Problem to solve: Using the listing below, extract each line that has the word "name" in it.
-- start of Records to use --
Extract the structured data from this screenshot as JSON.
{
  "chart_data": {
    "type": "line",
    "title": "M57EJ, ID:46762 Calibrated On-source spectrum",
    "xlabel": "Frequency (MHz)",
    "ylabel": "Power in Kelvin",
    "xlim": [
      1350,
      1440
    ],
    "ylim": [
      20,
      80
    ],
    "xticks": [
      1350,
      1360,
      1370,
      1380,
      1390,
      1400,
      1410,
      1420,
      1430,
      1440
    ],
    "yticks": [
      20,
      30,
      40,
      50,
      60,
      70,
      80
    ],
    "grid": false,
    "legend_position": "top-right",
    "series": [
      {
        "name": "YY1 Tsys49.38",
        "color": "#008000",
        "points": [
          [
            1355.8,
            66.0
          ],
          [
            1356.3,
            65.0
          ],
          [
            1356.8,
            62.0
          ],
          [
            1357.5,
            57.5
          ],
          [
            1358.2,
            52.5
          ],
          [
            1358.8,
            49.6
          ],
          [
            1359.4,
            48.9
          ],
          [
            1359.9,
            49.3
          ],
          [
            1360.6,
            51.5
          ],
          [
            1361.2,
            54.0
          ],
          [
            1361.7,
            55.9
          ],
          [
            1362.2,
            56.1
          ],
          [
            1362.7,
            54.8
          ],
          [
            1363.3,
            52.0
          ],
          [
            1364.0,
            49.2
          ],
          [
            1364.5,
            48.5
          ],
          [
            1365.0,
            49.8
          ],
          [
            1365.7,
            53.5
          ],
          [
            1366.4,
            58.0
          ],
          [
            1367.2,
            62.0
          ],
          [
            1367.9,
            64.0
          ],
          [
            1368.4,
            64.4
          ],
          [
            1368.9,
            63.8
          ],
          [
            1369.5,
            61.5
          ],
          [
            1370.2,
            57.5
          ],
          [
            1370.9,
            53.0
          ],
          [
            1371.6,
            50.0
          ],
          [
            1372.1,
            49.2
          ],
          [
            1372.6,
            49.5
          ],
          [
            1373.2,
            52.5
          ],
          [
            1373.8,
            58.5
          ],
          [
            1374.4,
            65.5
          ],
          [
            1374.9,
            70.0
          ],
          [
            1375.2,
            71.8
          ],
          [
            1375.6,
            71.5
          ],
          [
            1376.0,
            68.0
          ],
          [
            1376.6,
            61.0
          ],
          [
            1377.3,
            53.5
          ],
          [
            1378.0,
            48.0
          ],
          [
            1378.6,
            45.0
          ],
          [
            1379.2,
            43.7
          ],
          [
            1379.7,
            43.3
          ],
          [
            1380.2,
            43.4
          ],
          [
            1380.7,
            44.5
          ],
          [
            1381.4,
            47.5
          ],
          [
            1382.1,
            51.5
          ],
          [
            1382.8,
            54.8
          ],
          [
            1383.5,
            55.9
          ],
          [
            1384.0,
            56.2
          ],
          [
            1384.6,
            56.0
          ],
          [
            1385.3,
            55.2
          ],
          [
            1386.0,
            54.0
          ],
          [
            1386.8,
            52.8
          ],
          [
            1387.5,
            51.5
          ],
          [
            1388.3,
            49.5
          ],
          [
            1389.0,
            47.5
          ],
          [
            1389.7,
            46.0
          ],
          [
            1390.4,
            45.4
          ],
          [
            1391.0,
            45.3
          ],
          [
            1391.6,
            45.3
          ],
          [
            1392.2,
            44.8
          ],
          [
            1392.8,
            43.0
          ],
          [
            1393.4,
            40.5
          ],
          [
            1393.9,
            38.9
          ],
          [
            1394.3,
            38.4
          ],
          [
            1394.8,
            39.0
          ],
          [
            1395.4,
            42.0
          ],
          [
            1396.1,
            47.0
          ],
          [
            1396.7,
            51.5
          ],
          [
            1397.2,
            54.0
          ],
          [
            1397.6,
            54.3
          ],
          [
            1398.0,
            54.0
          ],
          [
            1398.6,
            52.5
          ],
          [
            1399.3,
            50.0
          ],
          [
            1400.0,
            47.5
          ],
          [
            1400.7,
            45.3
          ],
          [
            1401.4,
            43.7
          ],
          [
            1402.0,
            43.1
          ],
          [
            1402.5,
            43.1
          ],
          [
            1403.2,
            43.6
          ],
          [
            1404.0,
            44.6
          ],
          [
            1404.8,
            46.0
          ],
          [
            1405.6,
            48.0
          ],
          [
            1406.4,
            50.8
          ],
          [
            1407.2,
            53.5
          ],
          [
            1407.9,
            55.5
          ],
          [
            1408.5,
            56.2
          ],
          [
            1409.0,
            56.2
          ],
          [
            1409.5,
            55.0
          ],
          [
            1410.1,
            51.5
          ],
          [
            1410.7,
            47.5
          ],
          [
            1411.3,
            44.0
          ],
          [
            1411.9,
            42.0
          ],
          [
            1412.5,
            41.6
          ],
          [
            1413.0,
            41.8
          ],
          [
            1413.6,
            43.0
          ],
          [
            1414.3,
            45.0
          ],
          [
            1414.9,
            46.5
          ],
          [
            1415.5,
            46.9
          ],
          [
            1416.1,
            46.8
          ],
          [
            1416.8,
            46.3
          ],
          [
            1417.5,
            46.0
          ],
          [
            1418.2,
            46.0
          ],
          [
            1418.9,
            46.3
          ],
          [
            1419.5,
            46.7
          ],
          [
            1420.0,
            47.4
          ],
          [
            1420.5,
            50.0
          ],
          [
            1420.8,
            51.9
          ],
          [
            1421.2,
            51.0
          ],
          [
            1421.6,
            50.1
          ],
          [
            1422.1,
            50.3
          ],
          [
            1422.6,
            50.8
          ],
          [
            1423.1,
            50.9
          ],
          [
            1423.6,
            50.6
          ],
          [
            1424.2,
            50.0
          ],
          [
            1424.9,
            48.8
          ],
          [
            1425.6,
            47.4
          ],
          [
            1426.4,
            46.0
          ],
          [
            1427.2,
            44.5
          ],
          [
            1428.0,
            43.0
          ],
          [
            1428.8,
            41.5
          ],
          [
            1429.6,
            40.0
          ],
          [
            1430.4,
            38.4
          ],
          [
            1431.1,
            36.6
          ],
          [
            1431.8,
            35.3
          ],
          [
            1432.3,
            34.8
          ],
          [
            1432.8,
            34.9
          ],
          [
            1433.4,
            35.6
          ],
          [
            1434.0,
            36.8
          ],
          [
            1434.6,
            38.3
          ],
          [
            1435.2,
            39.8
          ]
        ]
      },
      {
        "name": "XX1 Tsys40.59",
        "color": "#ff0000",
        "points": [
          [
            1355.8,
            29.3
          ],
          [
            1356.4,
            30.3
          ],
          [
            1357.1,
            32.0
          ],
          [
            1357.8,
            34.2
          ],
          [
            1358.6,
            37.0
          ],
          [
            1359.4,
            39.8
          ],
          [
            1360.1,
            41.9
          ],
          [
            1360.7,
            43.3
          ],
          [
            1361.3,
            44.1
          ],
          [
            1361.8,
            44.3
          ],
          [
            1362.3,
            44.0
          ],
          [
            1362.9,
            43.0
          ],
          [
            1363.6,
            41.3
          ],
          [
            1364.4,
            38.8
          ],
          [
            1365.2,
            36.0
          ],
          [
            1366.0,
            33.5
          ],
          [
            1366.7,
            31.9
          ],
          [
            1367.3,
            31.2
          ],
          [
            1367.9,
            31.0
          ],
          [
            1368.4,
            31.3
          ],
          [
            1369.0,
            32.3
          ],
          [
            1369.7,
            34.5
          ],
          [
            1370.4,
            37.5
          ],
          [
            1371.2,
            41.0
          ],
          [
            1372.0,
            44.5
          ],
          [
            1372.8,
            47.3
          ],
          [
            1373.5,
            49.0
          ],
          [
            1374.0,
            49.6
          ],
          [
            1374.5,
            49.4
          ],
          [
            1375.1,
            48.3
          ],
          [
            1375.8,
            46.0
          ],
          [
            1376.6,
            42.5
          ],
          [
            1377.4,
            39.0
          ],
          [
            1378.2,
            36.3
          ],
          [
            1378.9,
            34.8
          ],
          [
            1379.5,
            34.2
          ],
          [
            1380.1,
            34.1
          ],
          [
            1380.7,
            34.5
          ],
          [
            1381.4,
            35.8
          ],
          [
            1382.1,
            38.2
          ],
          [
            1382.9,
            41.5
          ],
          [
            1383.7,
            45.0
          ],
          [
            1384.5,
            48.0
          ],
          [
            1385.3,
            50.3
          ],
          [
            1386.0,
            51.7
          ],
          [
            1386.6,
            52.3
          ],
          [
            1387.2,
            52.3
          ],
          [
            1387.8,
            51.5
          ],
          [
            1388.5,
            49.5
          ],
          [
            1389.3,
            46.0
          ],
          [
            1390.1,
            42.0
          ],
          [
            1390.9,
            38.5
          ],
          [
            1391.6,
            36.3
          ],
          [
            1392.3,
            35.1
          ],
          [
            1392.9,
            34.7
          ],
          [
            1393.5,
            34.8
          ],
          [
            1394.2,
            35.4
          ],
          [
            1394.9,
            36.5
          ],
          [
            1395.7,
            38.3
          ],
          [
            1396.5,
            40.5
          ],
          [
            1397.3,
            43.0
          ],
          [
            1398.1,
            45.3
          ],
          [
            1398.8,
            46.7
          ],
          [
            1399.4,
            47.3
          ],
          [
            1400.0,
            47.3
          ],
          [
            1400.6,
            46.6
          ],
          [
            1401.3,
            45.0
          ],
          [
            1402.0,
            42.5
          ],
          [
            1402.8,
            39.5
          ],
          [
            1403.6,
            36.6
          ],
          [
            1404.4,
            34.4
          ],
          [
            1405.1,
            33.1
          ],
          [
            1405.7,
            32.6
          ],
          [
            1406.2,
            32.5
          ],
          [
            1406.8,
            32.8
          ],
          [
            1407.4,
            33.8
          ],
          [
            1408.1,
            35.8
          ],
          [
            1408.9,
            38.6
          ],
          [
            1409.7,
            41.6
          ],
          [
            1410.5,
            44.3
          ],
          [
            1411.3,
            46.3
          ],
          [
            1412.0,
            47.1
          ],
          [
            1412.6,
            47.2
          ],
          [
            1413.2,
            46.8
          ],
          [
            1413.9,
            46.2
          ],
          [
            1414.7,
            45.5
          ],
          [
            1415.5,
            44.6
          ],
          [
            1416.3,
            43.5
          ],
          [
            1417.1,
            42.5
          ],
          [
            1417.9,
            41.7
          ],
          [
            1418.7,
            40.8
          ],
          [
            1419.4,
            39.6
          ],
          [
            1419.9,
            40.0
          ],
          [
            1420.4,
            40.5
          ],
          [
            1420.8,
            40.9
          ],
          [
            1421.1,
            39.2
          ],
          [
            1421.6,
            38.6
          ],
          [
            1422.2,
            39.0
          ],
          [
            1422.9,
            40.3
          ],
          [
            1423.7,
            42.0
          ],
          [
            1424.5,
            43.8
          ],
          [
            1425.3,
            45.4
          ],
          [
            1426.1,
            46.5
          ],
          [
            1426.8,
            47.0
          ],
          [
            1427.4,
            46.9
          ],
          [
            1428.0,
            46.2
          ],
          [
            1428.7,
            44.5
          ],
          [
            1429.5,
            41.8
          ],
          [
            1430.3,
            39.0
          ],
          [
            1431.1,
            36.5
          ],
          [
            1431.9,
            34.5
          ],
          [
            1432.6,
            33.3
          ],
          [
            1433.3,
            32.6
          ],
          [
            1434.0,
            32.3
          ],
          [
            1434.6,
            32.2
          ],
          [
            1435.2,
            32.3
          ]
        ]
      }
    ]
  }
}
-- end of Records to use --
Task solution:
        "name": "YY1 Tsys49.38",
        "name": "XX1 Tsys40.59",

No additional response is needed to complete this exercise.